2.1 血涂片镜检 健康犬接种后最早第6天可在个别犬的血涂片中发现虫体,9~12 d可在所有犬的血涂片上观察到虫体(图2),另外血涂片可见红细胞大小不均,形态不规则,异染性红细胞。
图2 血涂片镜检(接种后12 d)
2.2 血常规检查 结果如图3所示。健康犬接种后前2周血常规指标正常,红细胞总数(RBC)平均为(6.26±0.57)×1012/L,血红蛋白含量(HGB)平均为(141.2±27.7) g/L,红细胞压积(HCT)平均为(39.88±6.61)%。感染后15 d血常规指标开始出现异常,RBC、HGB、HCT开始下降,提示贫血,且3个指标变化趋势一致,直至感染后30 d降到最低,RBC平均为(1.95±0.51)×1012/L,HGB平均为(52.00±18.87)g/L,HCT平均为(19.94±6.69)%。此时犬只开始死亡,于感染后第31、36天和第42天分别死亡1只,死前红细胞总数均在1×1012/L以下,死亡率为50%,存活犬只血常规指标逐渐回升,但均仍处于严重贫血状态。
图3 感染后血常规指标变化
2.3 PCR检测 接种后第3天即可从血液中检测到吉氏巴贝斯虫目的基因片段,大小约为339 bp(图4)。
图4 吉氏巴贝斯虫PCR检测
2.4 脾脏超声检查 B超检查脾门和脾尾厚度,结果如图5所示,试验犬感染吉氏巴贝斯虫后,随着感染时间的延长脾脏逐渐肿大;接种前脾门厚度为(1.30±0.03) cm,感染29 d后增大到(2.12±0.16) cm,脾门厚度增加约0.63倍;接种前脾尾厚度为(0.45±0.03) cm,感染29 d后增加到(0.74±0.02) cm,厚度增加约0.64倍。感染后期触诊腹部即可明显感觉到质地坚硬的脾脏。
图5 感染后脾脏厚度变化
2.5 脾脏病理剖检及组织病理学变化 3只病死犬剖检可见皮肤及皮下组织黄染,脾脏显著肿大,比正常脾脏大1~2倍。脾脏被膜紧张,边缘钝圆(图6A、6B)。其中有2只犬脾脏可见梗死灶,切面呈楔形,黄白色,部分梗死灶中心为暗红色,外周黄白色(图6B)。
图6 感染后脾脏病理剖检变化
组织病理学观察可见梗死病灶内正常红髓、白髓结构消失,淋巴细胞、网状纤维结构弥漫性坏死,崩解,仅剩下极少量的淋巴细胞、中性粒细胞(图7A)。梗死灶以外的其他部分脾脏内红髓、白髓和边缘区之间的界限不清楚,白髓内有大量的红细胞,未见明显吉氏巴贝斯虫虫体,整个皮髓内均有大量中性粒细胞、单核巨噬细胞浸润,结缔组织增生,脾小梁增粗(图7B、7C)。

═══

根据这段讲犬感染吉氏巴贝斯虫的摘录，回答下面的问题：
(a) 接种后第几天就能用PCR从血液里查到吉氏巴贝斯虫的目的基因片段？
(b) 感染后第几天RBC、HGB、HCT降到最低？
(c) 接种前脾门厚度是多少？
后面的清单是另外一份材料，跟上面的摘录不相干。

__待查清单__
═══

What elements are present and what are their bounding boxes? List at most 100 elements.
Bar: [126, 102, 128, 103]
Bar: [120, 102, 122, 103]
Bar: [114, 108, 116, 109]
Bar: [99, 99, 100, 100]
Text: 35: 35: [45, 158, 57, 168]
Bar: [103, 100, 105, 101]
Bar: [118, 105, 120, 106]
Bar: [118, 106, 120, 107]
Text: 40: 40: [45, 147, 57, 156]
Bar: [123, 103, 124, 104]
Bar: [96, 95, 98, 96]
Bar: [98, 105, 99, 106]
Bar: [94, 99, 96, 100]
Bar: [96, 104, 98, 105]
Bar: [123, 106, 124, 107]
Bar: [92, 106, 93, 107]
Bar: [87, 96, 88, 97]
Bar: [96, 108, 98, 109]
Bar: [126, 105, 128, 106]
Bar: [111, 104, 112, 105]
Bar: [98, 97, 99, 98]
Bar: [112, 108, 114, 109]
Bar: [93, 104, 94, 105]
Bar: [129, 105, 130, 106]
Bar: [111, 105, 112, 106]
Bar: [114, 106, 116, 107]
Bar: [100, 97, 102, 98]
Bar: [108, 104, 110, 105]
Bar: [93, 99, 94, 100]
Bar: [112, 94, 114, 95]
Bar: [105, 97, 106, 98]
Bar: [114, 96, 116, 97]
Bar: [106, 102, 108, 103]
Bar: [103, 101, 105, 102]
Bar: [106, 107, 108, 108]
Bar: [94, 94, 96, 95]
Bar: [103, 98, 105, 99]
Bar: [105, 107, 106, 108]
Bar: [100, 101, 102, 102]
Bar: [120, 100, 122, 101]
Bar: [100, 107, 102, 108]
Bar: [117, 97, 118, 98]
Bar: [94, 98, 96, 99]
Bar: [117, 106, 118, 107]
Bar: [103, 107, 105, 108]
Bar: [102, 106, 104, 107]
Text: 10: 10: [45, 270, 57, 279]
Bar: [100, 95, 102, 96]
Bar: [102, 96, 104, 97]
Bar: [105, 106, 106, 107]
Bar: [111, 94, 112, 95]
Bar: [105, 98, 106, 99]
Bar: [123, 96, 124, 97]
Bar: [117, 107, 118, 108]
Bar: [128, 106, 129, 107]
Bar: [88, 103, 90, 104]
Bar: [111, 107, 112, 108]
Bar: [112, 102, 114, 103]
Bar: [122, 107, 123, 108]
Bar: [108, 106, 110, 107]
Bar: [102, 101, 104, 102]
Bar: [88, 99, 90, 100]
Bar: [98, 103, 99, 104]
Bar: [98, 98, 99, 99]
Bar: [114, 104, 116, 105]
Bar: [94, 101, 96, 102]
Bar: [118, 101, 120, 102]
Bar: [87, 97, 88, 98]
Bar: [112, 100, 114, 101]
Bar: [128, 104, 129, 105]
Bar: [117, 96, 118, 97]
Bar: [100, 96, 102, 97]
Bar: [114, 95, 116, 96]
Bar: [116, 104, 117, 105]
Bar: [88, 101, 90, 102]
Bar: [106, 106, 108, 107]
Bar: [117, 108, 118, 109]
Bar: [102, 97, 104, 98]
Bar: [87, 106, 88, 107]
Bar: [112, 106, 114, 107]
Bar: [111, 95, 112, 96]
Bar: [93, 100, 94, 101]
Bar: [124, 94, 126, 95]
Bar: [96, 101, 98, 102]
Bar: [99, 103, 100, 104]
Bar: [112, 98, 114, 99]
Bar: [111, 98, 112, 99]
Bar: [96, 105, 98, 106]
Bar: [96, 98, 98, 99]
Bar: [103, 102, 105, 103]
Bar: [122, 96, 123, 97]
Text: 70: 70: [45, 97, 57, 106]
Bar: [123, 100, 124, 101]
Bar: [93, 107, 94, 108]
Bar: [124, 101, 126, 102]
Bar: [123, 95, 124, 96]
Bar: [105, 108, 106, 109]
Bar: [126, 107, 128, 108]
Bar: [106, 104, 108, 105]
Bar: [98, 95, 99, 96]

═══

__参考答案__
(a) 接种后第3天。
(b) 感染后第30天。
(c) (1.30±0.03) cm。